Transcribe each of the records below exactly, excluding all pictures.

# Start of DATA SHOWN

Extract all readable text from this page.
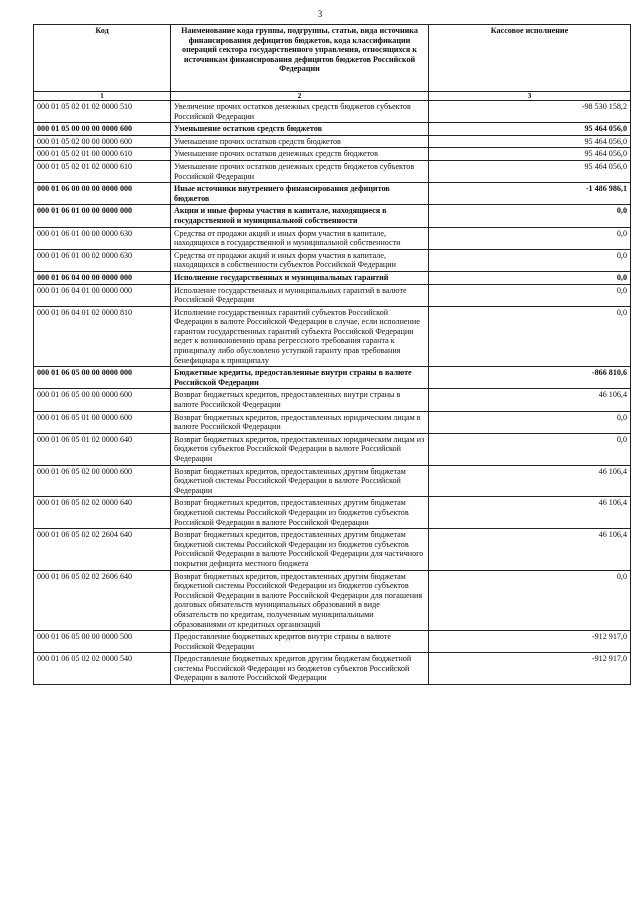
3
Код	Наименование кода группы, подгруппы, статьи, вида источника финансирования дефицитов бюджетов, кода классификации операций сектора государственного управления, относящихся к источникам финансирования дефицитов бюджетов Российской Федерации	Кассовое исполнение
1	2	3
000 01 05 02 01 02 0000 510	Увеличение прочих остатков денежных средств бюджетов субъектов Российской Федерации	-98 530 158,2
000 01 05 00 00 00 0000 600	Уменьшение остатков средств бюджетов	95 464 056,0
000 01 05 02 00 00 0000 600	Уменьшение прочих остатков средств бюджетов	95 464 056,0
000 01 05 02 01 00 0000 610	Уменьшение прочих остатков денежных средств бюджетов	95 464 056,0
000 01 05 02 01 02 0000 610	Уменьшение прочих остатков денежных средств бюджетов субъектов Российской Федерации	95 464 056,0
000 01 06 00 00 00 0000 000	Иные источники внутреннего финансирования дефицитов бюджетов	-1 486 986,1
000 01 06 01 00 00 0000 000	Акции и иные формы участия в капитале, находящиеся в государственной и муниципальной собственности	0,0
000 01 06 01 00 00 0000 630	Средства от продажи акций и иных форм участия в капитале, находящихся в государственной и муниципальной собственности	0,0
000 01 06 01 00 02 0000 630	Средства от продажи акций и иных форм участия в капитале, находящихся в собственности субъектов Российской Федерации	0,0
000 01 06 04 00 00 0000 000	Исполнение государственных и муниципальных гарантий	0,0
000 01 06 04 01 00 0000 000	Исполнение государственных и муниципальных гарантий в валюте Российской Федерации	0,0
000 01 06 04 01 02 0000 810	Исполнение государственных гарантий субъектов Российской Федерации в валюте Российской Федерации в случае, если исполнение гарантом государственных гарантий субъекта Российской Федерации ведет к возникновению права регрессного требования гаранта к принципалу либо обусловлено уступкой гаранту прав требования бенефициара к принципалу	0,0
000 01 06 05 00 00 0000 000	Бюджетные кредиты, предоставленные внутри страны в валюте Российской Федерации	-866 810,6
000 01 06 05 00 00 0000 600	Возврат бюджетных кредитов, предоставленных внутри страны в валюте Российской Федерации	46 106,4
000 01 06 05 01 00 0000 600	Возврат бюджетных кредитов, предоставленных юридическим лицам в валюте Российской Федерации	0,0
000 01 06 05 01 02 0000 640	Возврат бюджетных кредитов, предоставленных юридическим лицам из бюджетов субъектов Российской Федерации в валюте Российской Федерации	0,0
000 01 06 05 02 00 0000 600	Возврат бюджетных кредитов, предоставленных другим бюджетам бюджетной системы Российской Федерации в валюте Российской Федерации	46 106,4
000 01 06 05 02 02 0000 640	Возврат бюджетных кредитов, предоставленных другим бюджетам бюджетной системы Российской Федерации из бюджетов субъектов Российской Федерации в валюте Российской Федерации	46 106,4
000 01 06 05 02 02 2604 640	Возврат бюджетных кредитов, предоставленных другим бюджетам бюджетной системы Российской Федерации из бюджетов субъектов Российской Федерации в валюте Российской Федерации для частичного покрытия дефицита местного бюджета	46 106,4
000 01 06 05 02 02 2606 640	Возврат бюджетных кредитов, предоставленных другим бюджетам бюджетной системы Российской Федерации из бюджетов субъектов Российской Федерации в валюте Российской Федерации для погашения долговых обязательств муниципальных образований в виде обязательств по кредитам, полученным муниципальными образованиями от кредитных организаций	0,0
000 01 06 05 00 00 0000 500	Предоставление бюджетных кредитов внутри страны в валюте Российской Федерации	-912 917,0
000 01 06 05 02 02 0000 540	Предоставление бюджетных кредитов другим бюджетам бюджетной системы Российской Федерации из бюджетов субъектов Российской Федерации в валюте Российской Федерации	-912 917,0
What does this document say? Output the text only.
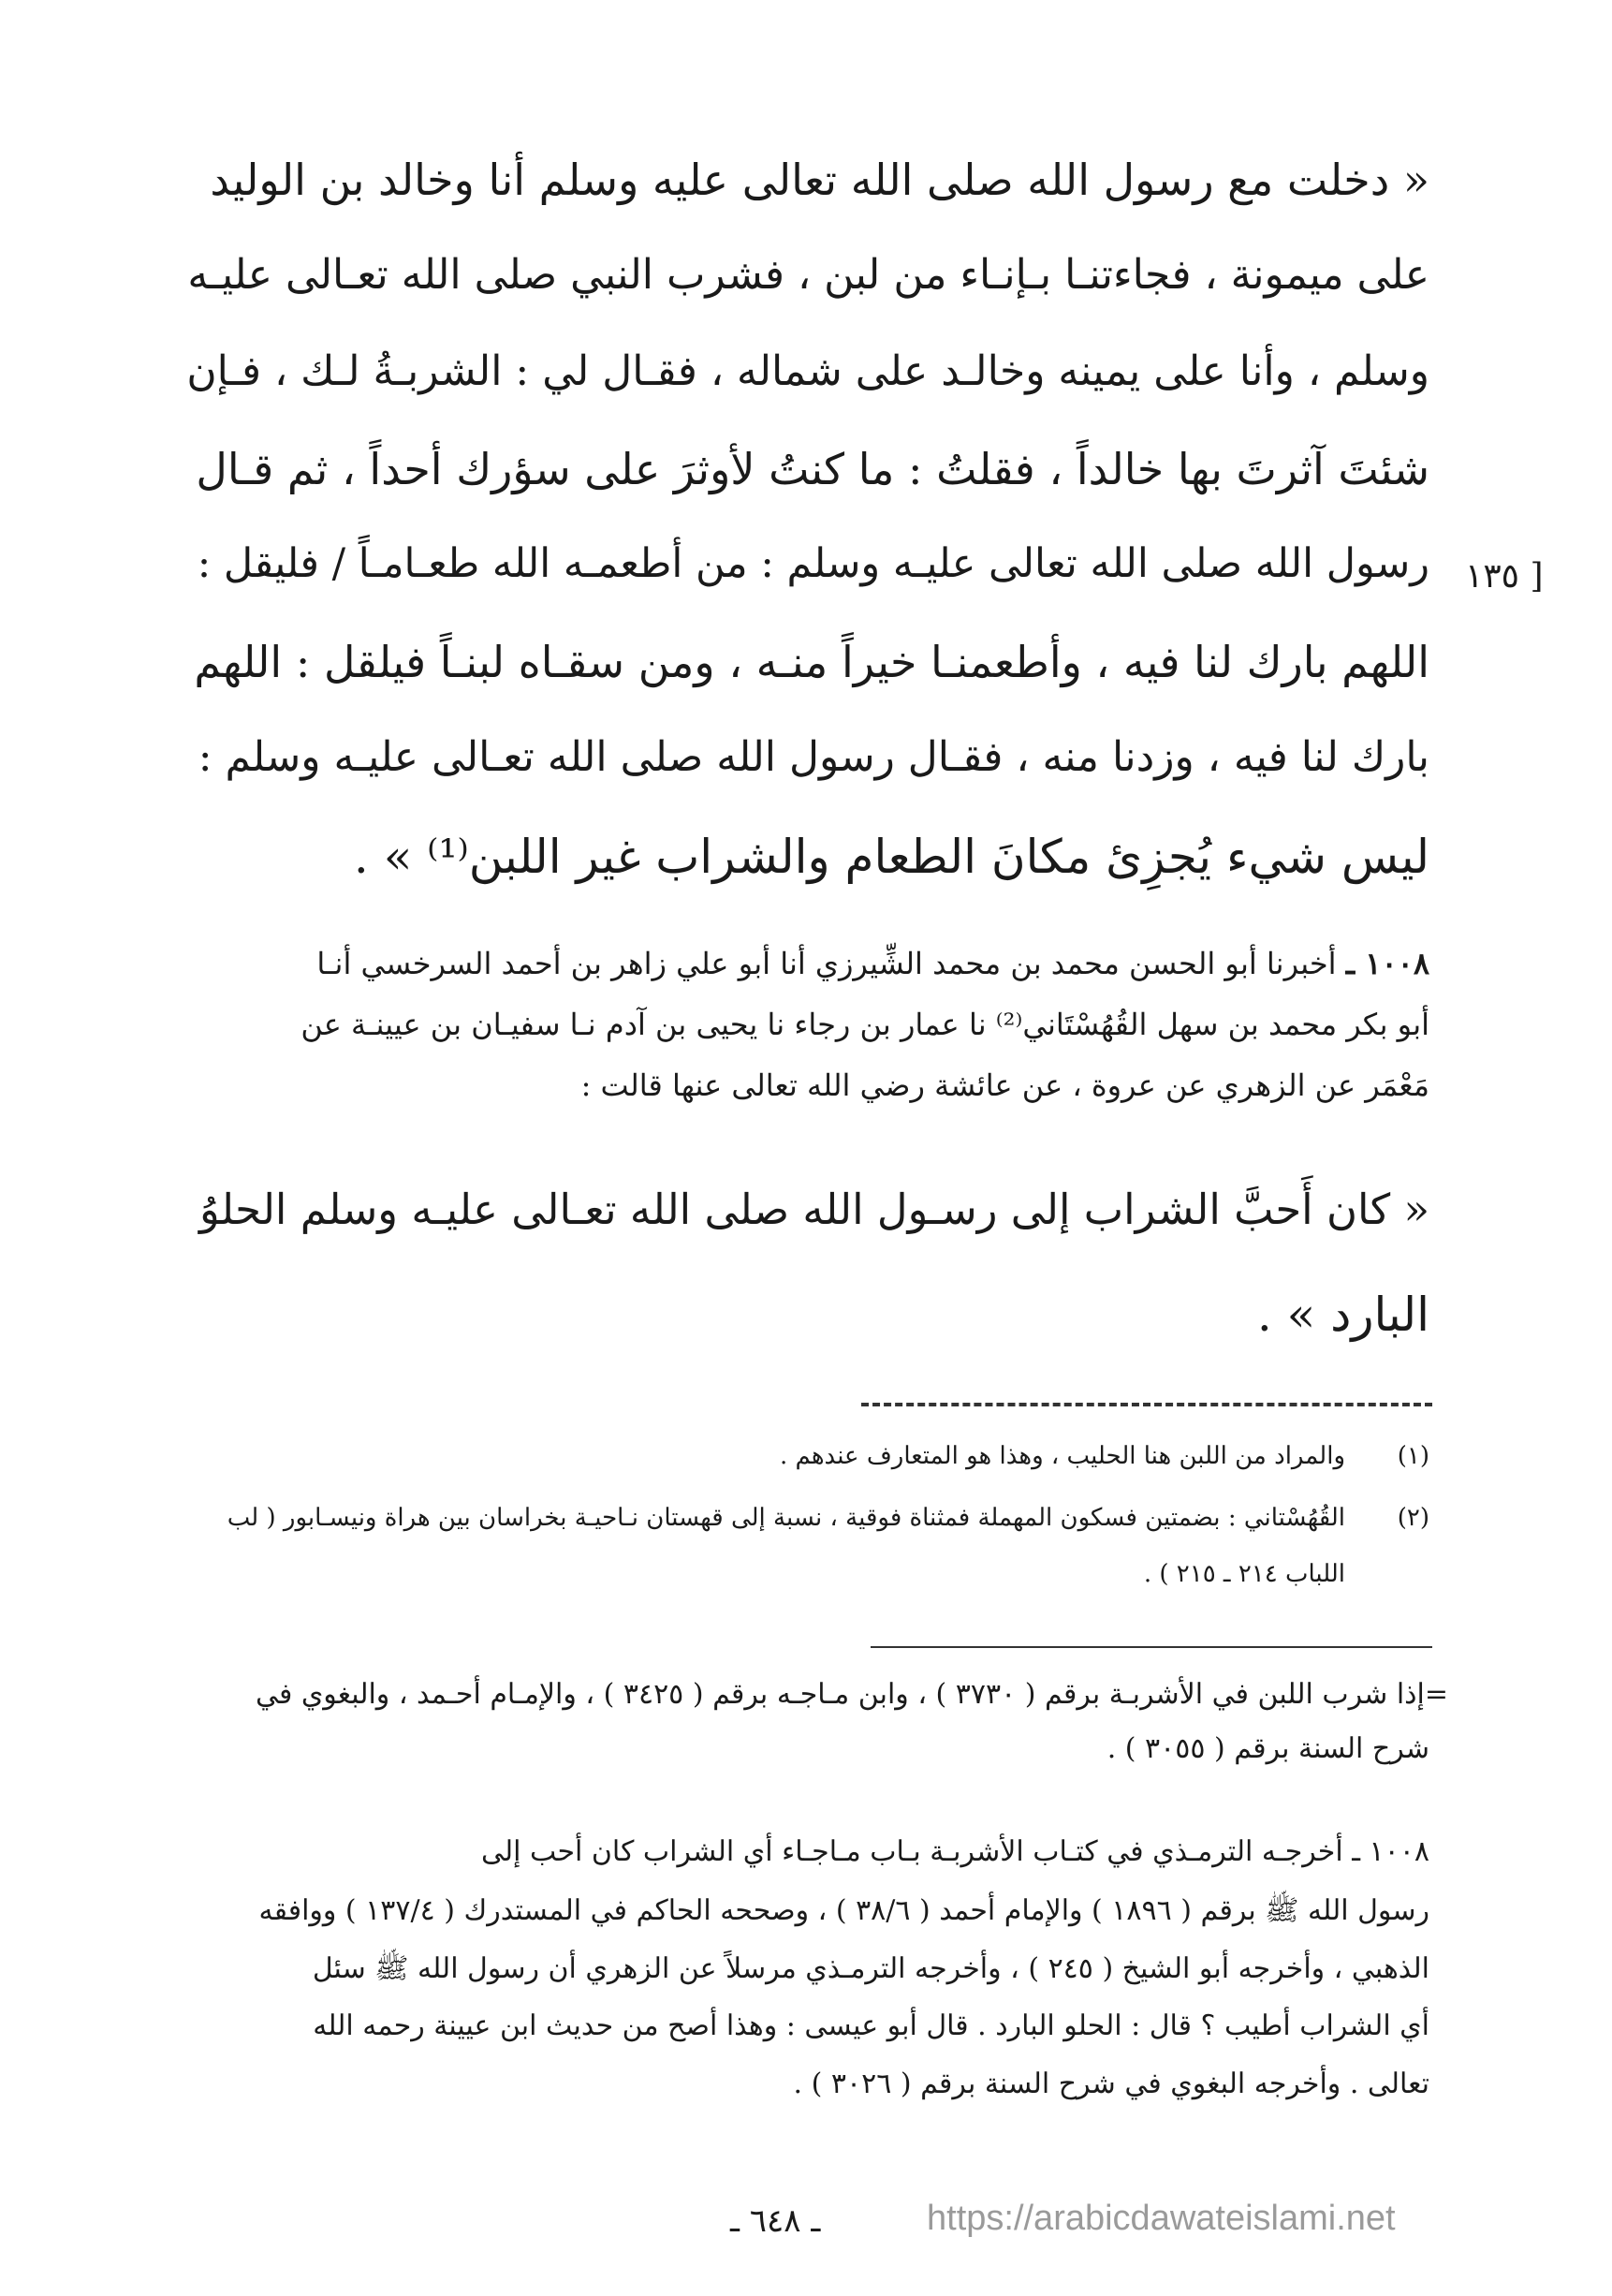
« دخلت مع رسول الله صلى الله تعالى عليه وسلم أنا وخالد بن الوليد
على ميمونة ، فجاءتنـا بـإنـاء من لبن ، فشرب النبي صلى الله تعـالى عليـه
وسلم ، وأنا على يمينه وخالـد على شماله ، فقـال لي : الشربـةُ لـك ، فـإن
شئتَ آثرتَ بها خالداً ، فقلتُ : ما كنتُ لأوثرَ على سؤرك أحداً ، ثم قـال
رسول الله صلى الله تعالى عليـه وسلم : من أطعمـه الله طعـامـاً / فليقل :
اللهم بارك لنا فيه ، وأطعمنـا خيراً منـه ، ومن سقـاه لبنـاً فيلقل : اللهم
بارك لنا فيه ، وزدنا منه ، فقـال رسول الله صلى الله تعـالى عليـه وسلم :
ليس شيء يُجزِئ مكانَ الطعام والشراب غير اللبن⁽¹⁾ » .
[ ١٣٥
١٠٠٨ ـ أخبرنا أبو الحسن محمد بن محمد الشِّيرزي أنا أبو علي زاهر بن أحمد السرخسي أنـا
أبو بكر محمد بن سهل القُهُسْتَاني⁽²⁾ نا عمار بن رجاء نا يحيى بن آدم نـا سفيـان بن عيينـة عن
مَعْمَر عن الزهري عن عروة ، عن عائشة رضي الله تعالى عنها قالت :
« كان أَحبَّ الشراب إلى رسـول الله صلى الله تعـالى عليـه وسلم الحلوُ
البارد » .
(١)
والمراد من اللبن هنا الحليب ، وهذا هو المتعارف عندهم .
(٢)
القُهُسْتاني : بضمتين فسكون المهملة فمثناة فوقية ، نسبة إلى قهستان نـاحيـة بخراسان بين هراة ونيسـابور ( لب
اللباب ٢١٤ ـ ٢١٥ ) .
=إذا شرب اللبن في الأشربـة برقم ( ٣٧٣٠ ) ، وابن مـاجـه برقم ( ٣٤٢٥ ) ، والإمـام أحـمد ، والبغوي في
شرح السنة برقم ( ٣٠٥٥ ) .
١٠٠٨ ـ أخرجـه الترمـذي في كتـاب الأشربـة بـاب مـاجـاء أي الشراب كان أحب إلى
رسول الله ﷺ برقم ( ١٨٩٦ ) والإمام أحمد ( ٣٨/٦ ) ، وصححه الحاكم في المستدرك ( ١٣٧/٤ ) ووافقه
الذهبي ، وأخرجه أبو الشيخ ( ٢٤٥ ) ، وأخرجه الترمـذي مرسلاً عن الزهري أن رسول الله ﷺ سئل
أي الشراب أطيب ؟ قال : الحلو البارد . قال أبو عيسى : وهذا أصح من حديث ابن عيينة رحمه الله
تعالى . وأخرجه البغوي في شرح السنة برقم ( ٣٠٢٦ ) .
ـ ٦٤٨ ـ	https://arabicdawateislami.net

# End of DATA SHOWN

* **EXERCISE RESPONSE**
Extract all readable text from this page.
3
Код	Наименование кода группы, подгруппы, статьи, вида источника финансирования дефицитов бюджетов, кода классификации операций сектора государственного управления, относящихся к источникам финансирования дефицитов бюджетов Российской Федерации	Кассовое исполнение
1	2	3
000 01 05 02 01 02 0000 510	Увеличение прочих остатков денежных средств бюджетов субъектов Российской Федерации	-98 530 158,2
000 01 05 00 00 00 0000 600	Уменьшение остатков средств бюджетов	95 464 056,0
000 01 05 02 00 00 0000 600	Уменьшение прочих остатков средств бюджетов	95 464 056,0
000 01 05 02 01 00 0000 610	Уменьшение прочих остатков денежных средств бюджетов	95 464 056,0
000 01 05 02 01 02 0000 610	Уменьшение прочих остатков денежных средств бюджетов субъектов Российской Федерации	95 464 056,0
000 01 06 00 00 00 0000 000	Иные источники внутреннего финансирования дефицитов бюджетов	-1 486 986,1
000 01 06 01 00 00 0000 000	Акции и иные формы участия в капитале, находящиеся в государственной и муниципальной собственности	0,0
000 01 06 01 00 00 0000 630	Средства от продажи акций и иных форм участия в капитале, находящихся в государственной и муниципальной собственности	0,0
000 01 06 01 00 02 0000 630	Средства от продажи акций и иных форм участия в капитале, находящихся в собственности субъектов Российской Федерации	0,0
000 01 06 04 00 00 0000 000	Исполнение государственных и муниципальных гарантий	0,0
000 01 06 04 01 00 0000 000	Исполнение государственных и муниципальных гарантий в валюте Российской Федерации	0,0
000 01 06 04 01 02 0000 810	Исполнение государственных гарантий субъектов Российской Федерации в валюте Российской Федерации в случае, если исполнение гарантом государственных гарантий субъекта Российской Федерации ведет к возникновению права регрессного требования гаранта к принципалу либо обусловлено уступкой гаранту прав требования бенефициара к принципалу	0,0
000 01 06 05 00 00 0000 000	Бюджетные кредиты, предоставленные внутри страны в валюте Российской Федерации	-866 810,6
000 01 06 05 00 00 0000 600	Возврат бюджетных кредитов, предоставленных внутри страны в валюте Российской Федерации	46 106,4
000 01 06 05 01 00 0000 600	Возврат бюджетных кредитов, предоставленных юридическим лицам в валюте Российской Федерации	0,0
000 01 06 05 01 02 0000 640	Возврат бюджетных кредитов, предоставленных юридическим лицам из бюджетов субъектов Российской Федерации в валюте Российской Федерации	0,0
000 01 06 05 02 00 0000 600	Возврат бюджетных кредитов, предоставленных другим бюджетам бюджетной системы Российской Федерации в валюте Российской Федерации	46 106,4
000 01 06 05 02 02 0000 640	Возврат бюджетных кредитов, предоставленных другим бюджетам бюджетной системы Российской Федерации из бюджетов субъектов Российской Федерации в валюте Российской Федерации	46 106,4
000 01 06 05 02 02 2604 640	Возврат бюджетных кредитов, предоставленных другим бюджетам бюджетной системы Российской Федерации из бюджетов субъектов Российской Федерации в валюте Российской Федерации для частичного покрытия дефицита местного бюджета	46 106,4
000 01 06 05 02 02 2606 640	Возврат бюджетных кредитов, предоставленных другим бюджетам бюджетной системы Российской Федерации из бюджетов субъектов Российской Федерации в валюте Российской Федерации для погашения долговых обязательств муниципальных образований в виде обязательств по кредитам, полученным муниципальными образованиями от кредитных организаций	0,0
000 01 06 05 00 00 0000 500	Предоставление бюджетных кредитов внутри страны в валюте Российской Федерации	-912 917,0
000 01 06 05 02 02 0000 540	Предоставление бюджетных кредитов другим бюджетам бюджетной системы Российской Федерации из бюджетов субъектов Российской Федерации в валюте Российской Федерации	-912 917,0
What does this document say? Output the text only.
« دخلت مع رسول الله صلى الله تعالى عليه وسلم أنا وخالد بن الوليد
على ميمونة ، فجاءتنـا بـإنـاء من لبن ، فشرب النبي صلى الله تعـالى عليـه
وسلم ، وأنا على يمينه وخالـد على شماله ، فقـال لي : الشربـةُ لـك ، فـإن
شئتَ آثرتَ بها خالداً ، فقلتُ : ما كنتُ لأوثرَ على سؤرك أحداً ، ثم قـال
رسول الله صلى الله تعالى عليـه وسلم : من أطعمـه الله طعـامـاً / فليقل :
اللهم بارك لنا فيه ، وأطعمنـا خيراً منـه ، ومن سقـاه لبنـاً فيلقل : اللهم
بارك لنا فيه ، وزدنا منه ، فقـال رسول الله صلى الله تعـالى عليـه وسلم :
ليس شيء يُجزِئ مكانَ الطعام والشراب غير اللبن⁽¹⁾ » .
[ ١٣٥
١٠٠٨ ـ أخبرنا أبو الحسن محمد بن محمد الشِّيرزي أنا أبو علي زاهر بن أحمد السرخسي أنـا
أبو بكر محمد بن سهل القُهُسْتَاني⁽²⁾ نا عمار بن رجاء نا يحيى بن آدم نـا سفيـان بن عيينـة عن
مَعْمَر عن الزهري عن عروة ، عن عائشة رضي الله تعالى عنها قالت :
« كان أَحبَّ الشراب إلى رسـول الله صلى الله تعـالى عليـه وسلم الحلوُ
البارد » .
(١)
والمراد من اللبن هنا الحليب ، وهذا هو المتعارف عندهم .
(٢)
القُهُسْتاني : بضمتين فسكون المهملة فمثناة فوقية ، نسبة إلى قهستان نـاحيـة بخراسان بين هراة ونيسـابور ( لب
اللباب ٢١٤ ـ ٢١٥ ) .
=إذا شرب اللبن في الأشربـة برقم ( ٣٧٣٠ ) ، وابن مـاجـه برقم ( ٣٤٢٥ ) ، والإمـام أحـمد ، والبغوي في
شرح السنة برقم ( ٣٠٥٥ ) .
١٠٠٨ ـ أخرجـه الترمـذي في كتـاب الأشربـة بـاب مـاجـاء أي الشراب كان أحب إلى
رسول الله ﷺ برقم ( ١٨٩٦ ) والإمام أحمد ( ٣٨/٦ ) ، وصححه الحاكم في المستدرك ( ١٣٧/٤ ) ووافقه
الذهبي ، وأخرجه أبو الشيخ ( ٢٤٥ ) ، وأخرجه الترمـذي مرسلاً عن الزهري أن رسول الله ﷺ سئل
أي الشراب أطيب ؟ قال : الحلو البارد . قال أبو عيسى : وهذا أصح من حديث ابن عيينة رحمه الله
تعالى . وأخرجه البغوي في شرح السنة برقم ( ٣٠٢٦ ) .
ـ ٦٤٨ ـ	https://arabicdawateislami.net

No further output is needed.